Scan the lines below; pull out those with "down".

**** DATASET EXTRACT ****

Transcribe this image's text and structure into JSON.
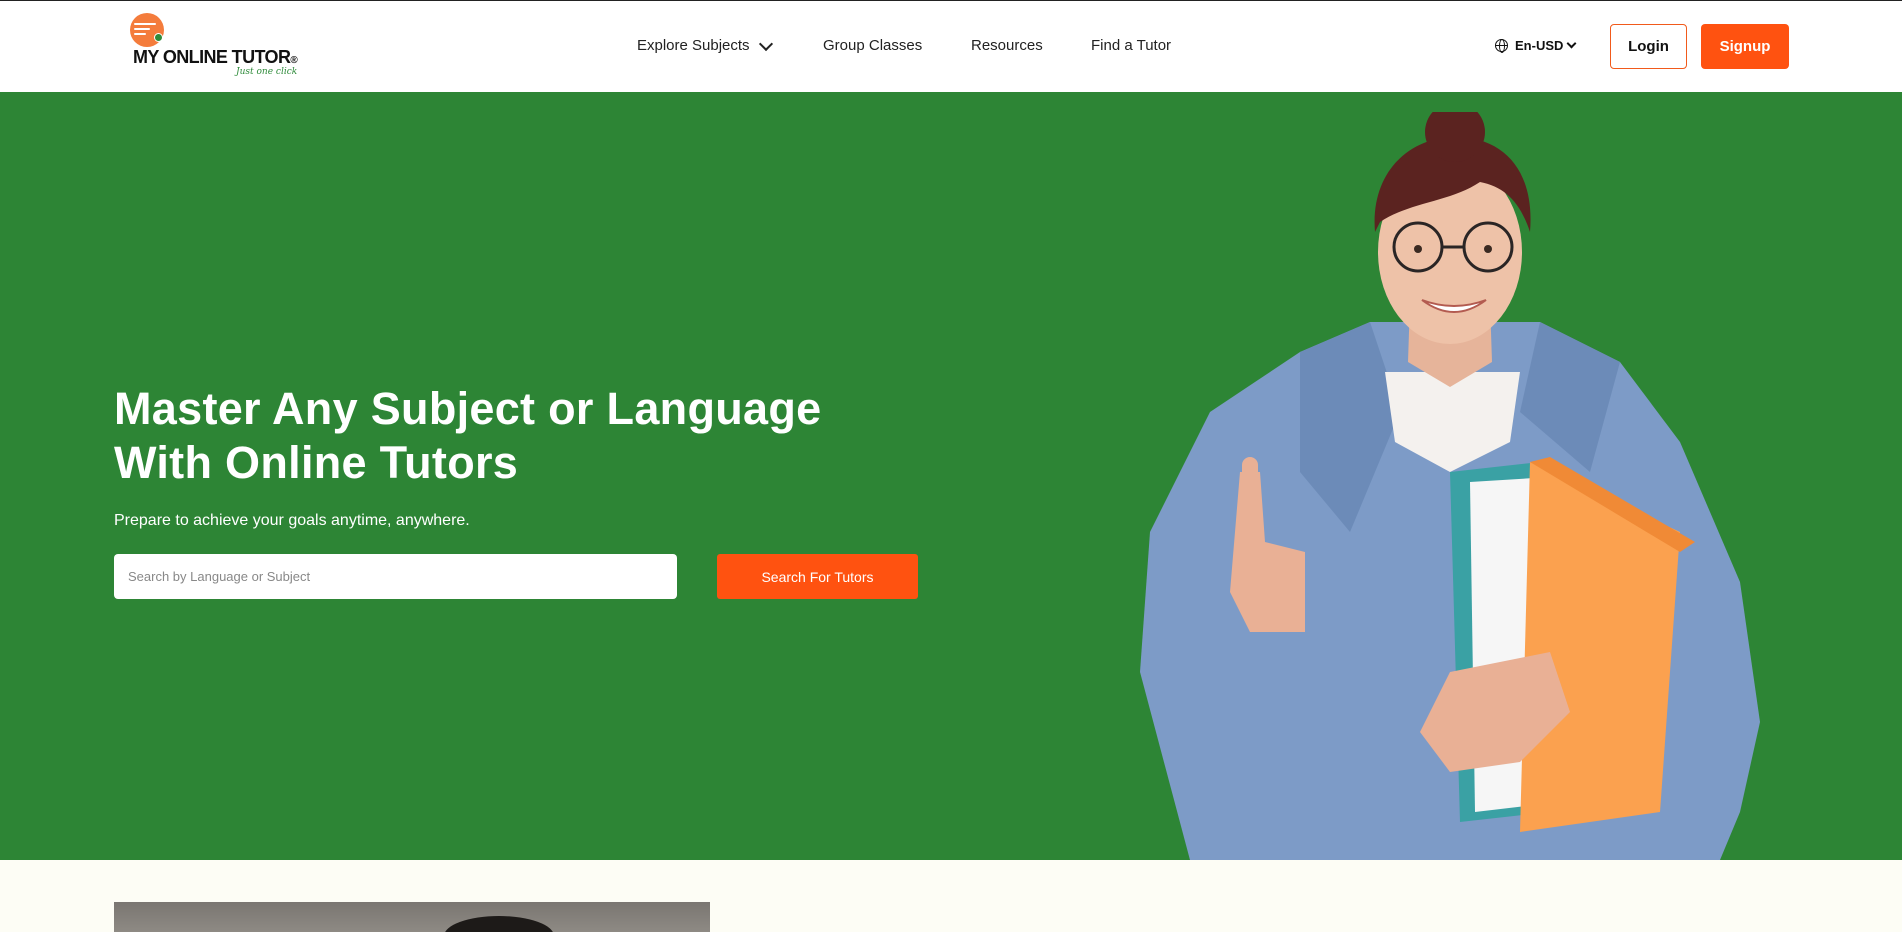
{
  "brand": {
    "name": "MY ONLINE TUTOR",
    "registered": "®",
    "tagline": "Just one click"
  },
  "nav": {
    "explore_subjects": "Explore Subjects",
    "group_classes": "Group Classes",
    "resources": "Resources",
    "find_tutor": "Find a Tutor"
  },
  "header": {
    "language": "En-USD",
    "login_label": "Login",
    "signup_label": "Signup"
  },
  "hero": {
    "title": "Master Any Subject or Language With Online Tutors",
    "subtitle": "Prepare to achieve your goals anytime, anywhere.",
    "search_placeholder": "Search by Language or Subject",
    "search_value": "",
    "search_button": "Search For Tutors"
  },
  "icons": {
    "explore_chevron": "chevron-down-icon",
    "language": "globe-icon",
    "language_chevron": "chevron-down-icon"
  },
  "colors": {
    "accent": "#ff5210",
    "hero_bg": "#2d8535",
    "page_bg": "#fdfdf5",
    "logo_orange": "#f47c3c",
    "logo_green": "#2e8b3a"
  }
}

****

## ANSWER BELOW
    "explore_chevron": "chevron-down-icon",
    "language_chevron": "chevron-down-icon"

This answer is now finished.